(A run of records)
++++++

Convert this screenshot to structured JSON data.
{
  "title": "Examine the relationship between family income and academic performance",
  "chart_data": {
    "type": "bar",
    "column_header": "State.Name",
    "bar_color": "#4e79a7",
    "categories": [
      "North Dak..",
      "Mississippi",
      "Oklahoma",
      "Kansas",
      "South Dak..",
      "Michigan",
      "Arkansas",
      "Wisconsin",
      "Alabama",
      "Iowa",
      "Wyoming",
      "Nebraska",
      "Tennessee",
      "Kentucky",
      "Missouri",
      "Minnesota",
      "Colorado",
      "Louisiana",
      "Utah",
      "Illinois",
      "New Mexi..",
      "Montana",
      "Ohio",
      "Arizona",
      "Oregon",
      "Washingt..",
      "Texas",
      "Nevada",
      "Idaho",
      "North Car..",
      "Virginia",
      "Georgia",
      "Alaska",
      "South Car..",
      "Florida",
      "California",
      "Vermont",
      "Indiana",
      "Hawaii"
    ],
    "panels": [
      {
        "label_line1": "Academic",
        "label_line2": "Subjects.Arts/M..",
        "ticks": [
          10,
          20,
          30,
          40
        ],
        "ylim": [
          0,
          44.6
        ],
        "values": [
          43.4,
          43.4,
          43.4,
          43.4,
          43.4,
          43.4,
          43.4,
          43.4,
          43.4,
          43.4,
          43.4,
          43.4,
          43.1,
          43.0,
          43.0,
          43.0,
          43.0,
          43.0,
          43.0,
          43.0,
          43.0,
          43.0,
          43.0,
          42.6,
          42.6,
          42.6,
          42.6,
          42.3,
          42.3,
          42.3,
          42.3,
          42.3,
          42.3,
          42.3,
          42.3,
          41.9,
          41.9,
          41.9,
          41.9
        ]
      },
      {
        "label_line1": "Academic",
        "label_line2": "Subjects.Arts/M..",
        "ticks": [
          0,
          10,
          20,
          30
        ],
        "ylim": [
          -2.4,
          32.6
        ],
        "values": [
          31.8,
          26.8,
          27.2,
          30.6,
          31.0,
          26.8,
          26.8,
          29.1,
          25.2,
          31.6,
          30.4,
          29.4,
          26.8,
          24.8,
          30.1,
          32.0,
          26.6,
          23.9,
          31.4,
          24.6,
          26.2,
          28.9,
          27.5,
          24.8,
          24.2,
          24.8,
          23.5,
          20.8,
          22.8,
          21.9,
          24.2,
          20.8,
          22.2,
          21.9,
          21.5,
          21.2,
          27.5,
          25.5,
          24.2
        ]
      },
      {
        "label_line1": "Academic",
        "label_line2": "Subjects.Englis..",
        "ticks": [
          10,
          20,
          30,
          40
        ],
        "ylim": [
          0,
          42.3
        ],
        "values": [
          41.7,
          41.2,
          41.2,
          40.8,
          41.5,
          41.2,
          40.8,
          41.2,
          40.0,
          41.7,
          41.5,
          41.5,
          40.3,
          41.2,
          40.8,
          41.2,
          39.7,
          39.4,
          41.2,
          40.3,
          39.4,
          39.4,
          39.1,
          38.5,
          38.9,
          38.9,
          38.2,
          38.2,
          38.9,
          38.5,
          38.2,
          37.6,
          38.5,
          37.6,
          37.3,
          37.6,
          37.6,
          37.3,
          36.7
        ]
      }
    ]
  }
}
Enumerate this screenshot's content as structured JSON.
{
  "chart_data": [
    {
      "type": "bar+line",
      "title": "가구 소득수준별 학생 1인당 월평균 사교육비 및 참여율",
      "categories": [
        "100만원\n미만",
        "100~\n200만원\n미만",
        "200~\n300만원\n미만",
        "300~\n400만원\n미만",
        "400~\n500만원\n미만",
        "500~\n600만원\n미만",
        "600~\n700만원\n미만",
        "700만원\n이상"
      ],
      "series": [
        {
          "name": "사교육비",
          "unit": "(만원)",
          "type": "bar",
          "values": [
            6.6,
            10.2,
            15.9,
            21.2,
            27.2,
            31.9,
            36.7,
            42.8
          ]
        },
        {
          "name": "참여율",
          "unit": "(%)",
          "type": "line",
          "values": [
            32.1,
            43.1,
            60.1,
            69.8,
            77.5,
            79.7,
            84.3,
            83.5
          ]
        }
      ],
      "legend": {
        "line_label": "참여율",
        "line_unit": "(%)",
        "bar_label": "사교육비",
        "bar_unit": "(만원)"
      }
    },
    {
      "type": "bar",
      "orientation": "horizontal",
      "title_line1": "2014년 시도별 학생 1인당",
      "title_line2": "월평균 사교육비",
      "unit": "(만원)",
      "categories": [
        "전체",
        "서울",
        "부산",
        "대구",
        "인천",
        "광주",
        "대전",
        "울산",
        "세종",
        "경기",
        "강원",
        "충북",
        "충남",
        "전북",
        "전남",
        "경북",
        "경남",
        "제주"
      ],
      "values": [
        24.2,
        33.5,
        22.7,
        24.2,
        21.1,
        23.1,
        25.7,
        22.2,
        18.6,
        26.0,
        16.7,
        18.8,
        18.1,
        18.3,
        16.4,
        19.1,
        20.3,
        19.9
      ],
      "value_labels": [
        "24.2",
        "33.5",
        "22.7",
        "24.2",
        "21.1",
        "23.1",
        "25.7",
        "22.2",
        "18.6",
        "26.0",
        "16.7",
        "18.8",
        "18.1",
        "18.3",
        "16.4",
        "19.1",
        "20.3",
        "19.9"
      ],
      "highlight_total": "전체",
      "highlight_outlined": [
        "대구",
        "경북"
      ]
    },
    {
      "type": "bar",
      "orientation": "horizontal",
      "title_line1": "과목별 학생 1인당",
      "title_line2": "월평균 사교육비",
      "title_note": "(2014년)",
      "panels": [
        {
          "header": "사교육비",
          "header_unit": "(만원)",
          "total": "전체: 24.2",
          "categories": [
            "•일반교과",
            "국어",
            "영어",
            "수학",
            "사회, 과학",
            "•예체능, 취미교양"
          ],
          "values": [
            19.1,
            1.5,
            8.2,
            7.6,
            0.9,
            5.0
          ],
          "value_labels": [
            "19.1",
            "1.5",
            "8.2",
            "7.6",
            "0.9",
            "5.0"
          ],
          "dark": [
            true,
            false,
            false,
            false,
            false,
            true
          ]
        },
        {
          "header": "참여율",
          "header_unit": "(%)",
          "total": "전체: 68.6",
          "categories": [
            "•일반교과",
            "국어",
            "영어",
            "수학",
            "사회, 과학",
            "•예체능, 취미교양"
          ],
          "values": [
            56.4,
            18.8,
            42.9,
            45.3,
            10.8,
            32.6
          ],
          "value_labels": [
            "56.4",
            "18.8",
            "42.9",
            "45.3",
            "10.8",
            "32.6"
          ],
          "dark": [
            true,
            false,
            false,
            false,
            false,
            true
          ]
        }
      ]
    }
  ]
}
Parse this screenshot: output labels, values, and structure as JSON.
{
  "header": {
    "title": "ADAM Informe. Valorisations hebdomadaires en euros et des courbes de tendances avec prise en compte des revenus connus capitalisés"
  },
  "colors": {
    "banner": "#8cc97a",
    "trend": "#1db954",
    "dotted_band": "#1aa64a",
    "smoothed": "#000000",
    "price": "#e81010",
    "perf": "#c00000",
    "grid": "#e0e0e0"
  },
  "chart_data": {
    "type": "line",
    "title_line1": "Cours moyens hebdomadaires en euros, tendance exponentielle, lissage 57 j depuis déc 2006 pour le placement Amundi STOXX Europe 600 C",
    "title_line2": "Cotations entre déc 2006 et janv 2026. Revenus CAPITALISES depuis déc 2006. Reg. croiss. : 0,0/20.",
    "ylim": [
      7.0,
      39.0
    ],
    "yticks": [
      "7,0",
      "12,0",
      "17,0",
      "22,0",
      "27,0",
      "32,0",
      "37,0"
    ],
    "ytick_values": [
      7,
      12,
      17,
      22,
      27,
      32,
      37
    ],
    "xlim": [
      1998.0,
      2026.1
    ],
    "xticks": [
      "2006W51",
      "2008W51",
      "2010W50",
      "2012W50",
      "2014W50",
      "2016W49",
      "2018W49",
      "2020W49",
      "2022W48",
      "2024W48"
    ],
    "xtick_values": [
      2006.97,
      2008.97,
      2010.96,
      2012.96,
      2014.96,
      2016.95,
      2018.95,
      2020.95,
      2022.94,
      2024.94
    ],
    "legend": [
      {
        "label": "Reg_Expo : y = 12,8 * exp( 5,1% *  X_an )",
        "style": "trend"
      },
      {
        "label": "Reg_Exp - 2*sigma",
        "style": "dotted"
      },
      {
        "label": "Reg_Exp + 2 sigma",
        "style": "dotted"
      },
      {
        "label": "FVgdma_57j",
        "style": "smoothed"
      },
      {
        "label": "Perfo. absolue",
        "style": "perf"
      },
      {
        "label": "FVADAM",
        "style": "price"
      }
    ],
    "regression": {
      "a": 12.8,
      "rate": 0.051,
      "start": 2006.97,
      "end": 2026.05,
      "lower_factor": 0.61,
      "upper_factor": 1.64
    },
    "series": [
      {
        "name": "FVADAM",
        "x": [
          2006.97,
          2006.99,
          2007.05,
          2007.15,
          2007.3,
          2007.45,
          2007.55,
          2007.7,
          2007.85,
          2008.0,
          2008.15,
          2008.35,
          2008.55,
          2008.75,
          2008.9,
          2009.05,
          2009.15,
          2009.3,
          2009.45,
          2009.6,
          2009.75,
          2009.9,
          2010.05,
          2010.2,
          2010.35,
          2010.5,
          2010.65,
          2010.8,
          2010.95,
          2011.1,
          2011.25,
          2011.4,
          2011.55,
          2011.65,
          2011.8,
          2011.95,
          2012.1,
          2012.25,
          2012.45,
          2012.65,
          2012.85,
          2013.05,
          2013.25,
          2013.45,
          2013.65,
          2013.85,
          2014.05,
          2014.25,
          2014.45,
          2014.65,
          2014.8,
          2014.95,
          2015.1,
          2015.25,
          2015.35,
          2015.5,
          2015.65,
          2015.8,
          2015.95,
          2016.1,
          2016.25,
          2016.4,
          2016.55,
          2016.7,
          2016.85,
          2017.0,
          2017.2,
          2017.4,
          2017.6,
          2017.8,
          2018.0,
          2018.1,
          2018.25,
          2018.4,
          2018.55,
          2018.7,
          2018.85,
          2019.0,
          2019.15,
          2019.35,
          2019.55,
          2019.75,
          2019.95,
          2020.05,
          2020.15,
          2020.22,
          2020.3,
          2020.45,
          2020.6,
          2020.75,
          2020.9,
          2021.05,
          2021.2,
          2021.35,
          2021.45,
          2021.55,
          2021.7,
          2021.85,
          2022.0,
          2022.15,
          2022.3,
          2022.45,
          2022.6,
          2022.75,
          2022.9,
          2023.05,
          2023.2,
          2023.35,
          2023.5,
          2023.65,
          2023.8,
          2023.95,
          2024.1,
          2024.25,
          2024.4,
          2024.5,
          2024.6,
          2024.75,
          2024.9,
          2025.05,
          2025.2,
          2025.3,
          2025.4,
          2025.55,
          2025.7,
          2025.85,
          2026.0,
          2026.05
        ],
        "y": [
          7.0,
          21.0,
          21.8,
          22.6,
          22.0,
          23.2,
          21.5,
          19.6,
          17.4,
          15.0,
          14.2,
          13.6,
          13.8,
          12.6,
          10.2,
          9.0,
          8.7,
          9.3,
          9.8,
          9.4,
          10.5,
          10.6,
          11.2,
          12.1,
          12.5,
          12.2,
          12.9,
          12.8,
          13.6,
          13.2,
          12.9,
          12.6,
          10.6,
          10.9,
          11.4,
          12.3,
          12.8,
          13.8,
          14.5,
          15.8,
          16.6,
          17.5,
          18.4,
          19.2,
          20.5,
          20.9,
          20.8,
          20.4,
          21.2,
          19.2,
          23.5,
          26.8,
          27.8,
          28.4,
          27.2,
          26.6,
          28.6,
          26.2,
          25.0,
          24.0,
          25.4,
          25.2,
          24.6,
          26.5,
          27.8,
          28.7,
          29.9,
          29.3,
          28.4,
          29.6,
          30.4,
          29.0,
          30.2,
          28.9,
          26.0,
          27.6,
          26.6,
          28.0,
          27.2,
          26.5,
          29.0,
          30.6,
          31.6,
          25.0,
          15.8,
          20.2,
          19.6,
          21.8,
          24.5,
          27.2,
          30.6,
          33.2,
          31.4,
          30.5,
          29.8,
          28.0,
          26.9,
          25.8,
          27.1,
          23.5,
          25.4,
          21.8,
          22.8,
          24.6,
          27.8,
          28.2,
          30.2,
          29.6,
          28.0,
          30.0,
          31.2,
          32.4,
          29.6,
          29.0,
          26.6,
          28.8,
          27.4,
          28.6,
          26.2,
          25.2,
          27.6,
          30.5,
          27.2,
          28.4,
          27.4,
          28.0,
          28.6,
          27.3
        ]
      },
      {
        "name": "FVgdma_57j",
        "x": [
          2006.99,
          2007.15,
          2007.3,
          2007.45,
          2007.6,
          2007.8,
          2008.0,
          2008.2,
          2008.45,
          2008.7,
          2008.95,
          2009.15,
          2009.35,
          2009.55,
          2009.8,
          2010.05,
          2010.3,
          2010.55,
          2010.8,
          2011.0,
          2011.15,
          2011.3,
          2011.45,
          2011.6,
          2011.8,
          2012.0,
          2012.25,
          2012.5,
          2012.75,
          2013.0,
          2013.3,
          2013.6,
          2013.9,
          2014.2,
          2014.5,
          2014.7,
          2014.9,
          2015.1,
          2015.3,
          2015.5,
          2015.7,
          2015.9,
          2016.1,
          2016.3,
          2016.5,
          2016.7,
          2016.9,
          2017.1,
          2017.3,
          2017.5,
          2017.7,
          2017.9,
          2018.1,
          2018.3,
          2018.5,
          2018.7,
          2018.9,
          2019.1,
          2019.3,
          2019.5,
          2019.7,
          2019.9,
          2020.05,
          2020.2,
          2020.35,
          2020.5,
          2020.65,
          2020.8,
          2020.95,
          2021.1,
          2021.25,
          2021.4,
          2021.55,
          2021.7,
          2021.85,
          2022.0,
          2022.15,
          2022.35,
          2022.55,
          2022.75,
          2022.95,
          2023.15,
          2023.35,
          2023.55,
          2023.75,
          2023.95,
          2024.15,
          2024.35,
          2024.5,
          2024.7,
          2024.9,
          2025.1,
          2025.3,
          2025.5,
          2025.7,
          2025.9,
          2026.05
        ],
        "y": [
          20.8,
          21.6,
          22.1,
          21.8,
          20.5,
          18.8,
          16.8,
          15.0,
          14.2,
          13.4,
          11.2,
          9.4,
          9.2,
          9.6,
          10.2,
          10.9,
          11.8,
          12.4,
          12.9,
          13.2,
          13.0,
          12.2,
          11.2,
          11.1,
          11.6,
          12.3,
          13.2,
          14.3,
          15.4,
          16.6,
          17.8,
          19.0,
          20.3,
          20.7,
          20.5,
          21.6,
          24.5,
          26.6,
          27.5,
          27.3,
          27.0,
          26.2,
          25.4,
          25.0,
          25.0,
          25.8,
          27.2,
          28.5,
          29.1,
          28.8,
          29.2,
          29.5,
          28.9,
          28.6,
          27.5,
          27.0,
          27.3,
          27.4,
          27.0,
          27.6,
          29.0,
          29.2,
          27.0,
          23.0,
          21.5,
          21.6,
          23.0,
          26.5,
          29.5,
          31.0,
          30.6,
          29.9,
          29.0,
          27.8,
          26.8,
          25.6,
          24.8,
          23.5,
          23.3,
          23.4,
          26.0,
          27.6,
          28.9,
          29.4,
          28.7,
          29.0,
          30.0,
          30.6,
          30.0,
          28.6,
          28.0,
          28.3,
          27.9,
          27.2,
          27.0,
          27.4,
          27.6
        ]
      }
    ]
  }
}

++++++

Identify the lines in the entries that hold "screenshot" and return each one.

→ COMPLETED EXERCISE
Convert this screenshot to structured JSON data.
Enumerate this screenshot's content as structured JSON.
Parse this screenshot: output labels, values, and structure as JSON.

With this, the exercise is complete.